- Extracted data entries -
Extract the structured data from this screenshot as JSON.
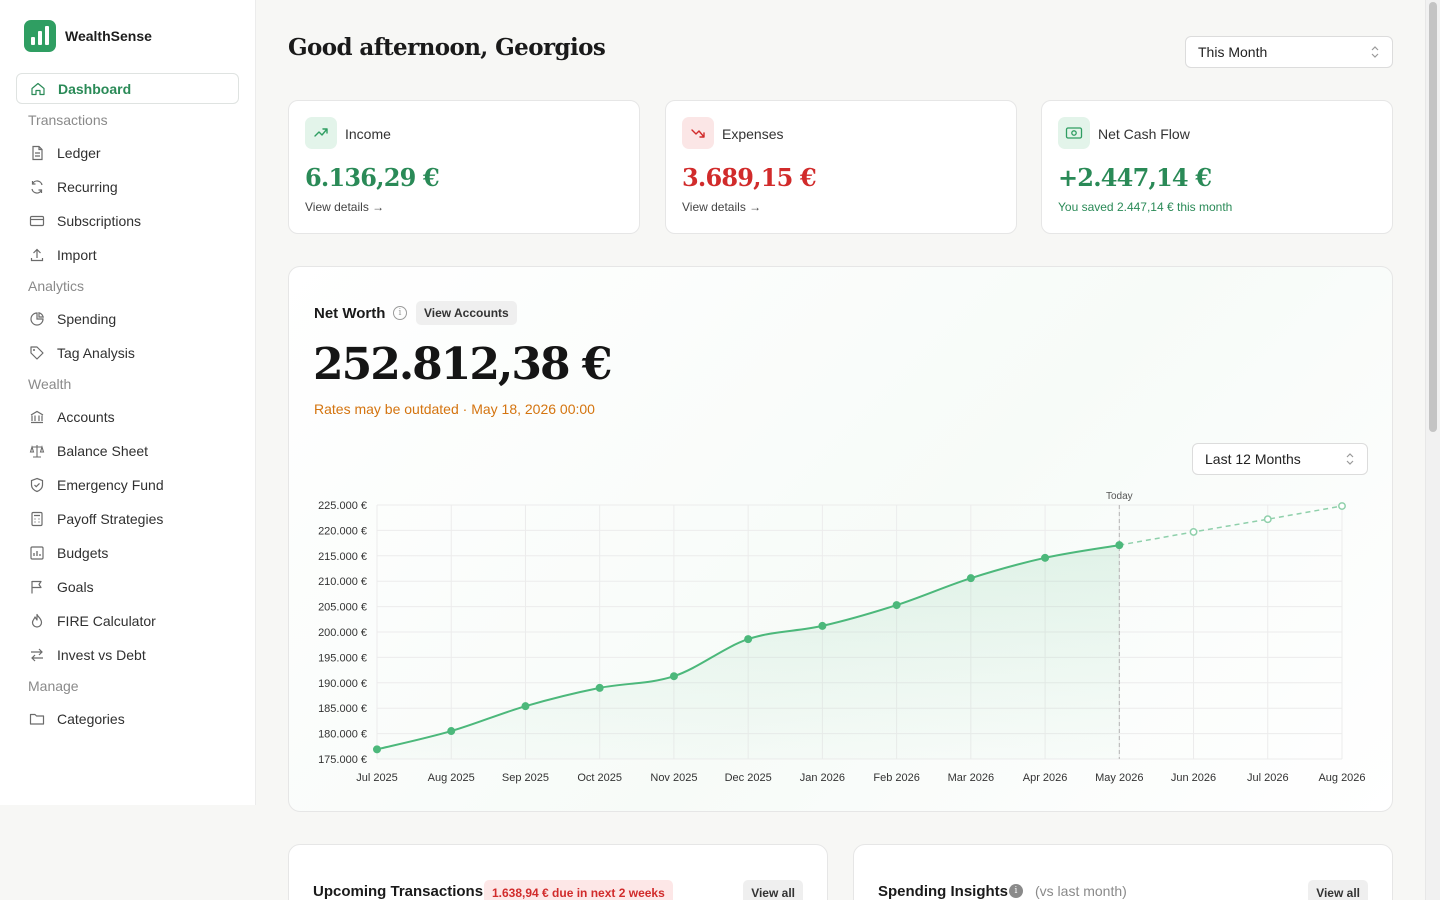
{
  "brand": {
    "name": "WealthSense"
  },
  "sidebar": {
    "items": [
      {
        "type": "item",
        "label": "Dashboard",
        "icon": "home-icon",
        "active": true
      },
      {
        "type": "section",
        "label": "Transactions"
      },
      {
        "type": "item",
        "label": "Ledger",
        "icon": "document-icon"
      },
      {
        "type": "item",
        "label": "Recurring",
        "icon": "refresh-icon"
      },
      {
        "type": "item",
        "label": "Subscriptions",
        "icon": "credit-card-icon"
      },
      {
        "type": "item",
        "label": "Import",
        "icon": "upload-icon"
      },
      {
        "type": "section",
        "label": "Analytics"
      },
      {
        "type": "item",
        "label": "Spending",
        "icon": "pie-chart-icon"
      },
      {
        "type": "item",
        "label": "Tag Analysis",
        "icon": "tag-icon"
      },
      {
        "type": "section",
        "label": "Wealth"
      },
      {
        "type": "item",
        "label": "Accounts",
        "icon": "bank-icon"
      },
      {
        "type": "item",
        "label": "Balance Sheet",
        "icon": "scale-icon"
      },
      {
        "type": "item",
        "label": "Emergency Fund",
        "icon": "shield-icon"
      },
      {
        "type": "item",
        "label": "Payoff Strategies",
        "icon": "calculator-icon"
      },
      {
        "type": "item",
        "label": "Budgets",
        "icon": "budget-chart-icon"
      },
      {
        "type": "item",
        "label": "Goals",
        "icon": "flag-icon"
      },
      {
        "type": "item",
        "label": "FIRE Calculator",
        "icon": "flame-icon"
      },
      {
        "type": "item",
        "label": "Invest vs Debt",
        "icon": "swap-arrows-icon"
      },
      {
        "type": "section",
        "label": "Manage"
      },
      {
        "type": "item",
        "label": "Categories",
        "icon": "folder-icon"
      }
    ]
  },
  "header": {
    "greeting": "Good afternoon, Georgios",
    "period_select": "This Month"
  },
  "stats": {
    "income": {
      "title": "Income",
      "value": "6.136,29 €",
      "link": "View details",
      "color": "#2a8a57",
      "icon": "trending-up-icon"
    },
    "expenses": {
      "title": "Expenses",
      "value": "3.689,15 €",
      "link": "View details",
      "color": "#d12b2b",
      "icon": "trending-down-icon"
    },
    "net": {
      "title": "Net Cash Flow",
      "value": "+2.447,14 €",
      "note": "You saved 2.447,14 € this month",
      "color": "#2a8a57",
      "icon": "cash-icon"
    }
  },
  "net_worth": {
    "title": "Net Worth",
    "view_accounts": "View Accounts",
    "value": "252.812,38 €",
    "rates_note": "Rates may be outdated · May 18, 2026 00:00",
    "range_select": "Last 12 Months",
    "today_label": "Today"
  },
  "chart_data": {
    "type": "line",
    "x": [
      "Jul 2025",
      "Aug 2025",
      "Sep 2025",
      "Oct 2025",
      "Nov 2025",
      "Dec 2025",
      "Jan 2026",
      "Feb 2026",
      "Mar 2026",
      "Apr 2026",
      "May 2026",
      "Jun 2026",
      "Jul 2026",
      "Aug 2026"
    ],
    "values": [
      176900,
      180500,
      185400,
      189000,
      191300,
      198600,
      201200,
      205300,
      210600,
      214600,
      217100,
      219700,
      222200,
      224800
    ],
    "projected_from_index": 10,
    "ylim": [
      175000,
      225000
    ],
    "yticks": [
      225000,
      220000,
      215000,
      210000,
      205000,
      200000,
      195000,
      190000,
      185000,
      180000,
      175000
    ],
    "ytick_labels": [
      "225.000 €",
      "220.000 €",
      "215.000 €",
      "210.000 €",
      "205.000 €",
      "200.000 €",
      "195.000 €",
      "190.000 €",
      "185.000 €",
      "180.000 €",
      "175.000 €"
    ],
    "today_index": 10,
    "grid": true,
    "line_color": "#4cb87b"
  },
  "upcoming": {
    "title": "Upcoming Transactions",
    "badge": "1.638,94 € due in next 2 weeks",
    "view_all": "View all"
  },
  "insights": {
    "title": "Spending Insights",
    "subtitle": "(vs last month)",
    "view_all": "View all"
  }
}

- TASK TO CARRY OUT -
Using the records above, output their complete text exactly, minus any images.

- RESULT BELOW -
Extract the structured data from this screenshot as JSON.
{
  "brand": {
    "name": "WealthSense"
  },
  "sidebar": {
    "items": [
      {
        "type": "item",
        "label": "Dashboard",
        "icon": "home-icon",
        "active": true
      },
      {
        "type": "section",
        "label": "Transactions"
      },
      {
        "type": "item",
        "label": "Ledger",
        "icon": "document-icon"
      },
      {
        "type": "item",
        "label": "Recurring",
        "icon": "refresh-icon"
      },
      {
        "type": "item",
        "label": "Subscriptions",
        "icon": "credit-card-icon"
      },
      {
        "type": "item",
        "label": "Import",
        "icon": "upload-icon"
      },
      {
        "type": "section",
        "label": "Analytics"
      },
      {
        "type": "item",
        "label": "Spending",
        "icon": "pie-chart-icon"
      },
      {
        "type": "item",
        "label": "Tag Analysis",
        "icon": "tag-icon"
      },
      {
        "type": "section",
        "label": "Wealth"
      },
      {
        "type": "item",
        "label": "Accounts",
        "icon": "bank-icon"
      },
      {
        "type": "item",
        "label": "Balance Sheet",
        "icon": "scale-icon"
      },
      {
        "type": "item",
        "label": "Emergency Fund",
        "icon": "shield-icon"
      },
      {
        "type": "item",
        "label": "Payoff Strategies",
        "icon": "calculator-icon"
      },
      {
        "type": "item",
        "label": "Budgets",
        "icon": "budget-chart-icon"
      },
      {
        "type": "item",
        "label": "Goals",
        "icon": "flag-icon"
      },
      {
        "type": "item",
        "label": "FIRE Calculator",
        "icon": "flame-icon"
      },
      {
        "type": "item",
        "label": "Invest vs Debt",
        "icon": "swap-arrows-icon"
      },
      {
        "type": "section",
        "label": "Manage"
      },
      {
        "type": "item",
        "label": "Categories",
        "icon": "folder-icon"
      }
    ]
  },
  "header": {
    "greeting": "Good afternoon, Georgios",
    "period_select": "This Month"
  },
  "stats": {
    "income": {
      "title": "Income",
      "value": "6.136,29 €",
      "link": "View details",
      "color": "#2a8a57",
      "icon": "trending-up-icon"
    },
    "expenses": {
      "title": "Expenses",
      "value": "3.689,15 €",
      "link": "View details",
      "color": "#d12b2b",
      "icon": "trending-down-icon"
    },
    "net": {
      "title": "Net Cash Flow",
      "value": "+2.447,14 €",
      "note": "You saved 2.447,14 € this month",
      "color": "#2a8a57",
      "icon": "cash-icon"
    }
  },
  "net_worth": {
    "title": "Net Worth",
    "view_accounts": "View Accounts",
    "value": "252.812,38 €",
    "rates_note": "Rates may be outdated · May 18, 2026 00:00",
    "range_select": "Last 12 Months",
    "today_label": "Today"
  },
  "chart_data": {
    "type": "line",
    "x": [
      "Jul 2025",
      "Aug 2025",
      "Sep 2025",
      "Oct 2025",
      "Nov 2025",
      "Dec 2025",
      "Jan 2026",
      "Feb 2026",
      "Mar 2026",
      "Apr 2026",
      "May 2026",
      "Jun 2026",
      "Jul 2026",
      "Aug 2026"
    ],
    "values": [
      176900,
      180500,
      185400,
      189000,
      191300,
      198600,
      201200,
      205300,
      210600,
      214600,
      217100,
      219700,
      222200,
      224800
    ],
    "projected_from_index": 10,
    "ylim": [
      175000,
      225000
    ],
    "yticks": [
      225000,
      220000,
      215000,
      210000,
      205000,
      200000,
      195000,
      190000,
      185000,
      180000,
      175000
    ],
    "ytick_labels": [
      "225.000 €",
      "220.000 €",
      "215.000 €",
      "210.000 €",
      "205.000 €",
      "200.000 €",
      "195.000 €",
      "190.000 €",
      "185.000 €",
      "180.000 €",
      "175.000 €"
    ],
    "today_index": 10,
    "grid": true,
    "line_color": "#4cb87b"
  },
  "upcoming": {
    "title": "Upcoming Transactions",
    "badge": "1.638,94 € due in next 2 weeks",
    "view_all": "View all"
  },
  "insights": {
    "title": "Spending Insights",
    "subtitle": "(vs last month)",
    "view_all": "View all"
  }
}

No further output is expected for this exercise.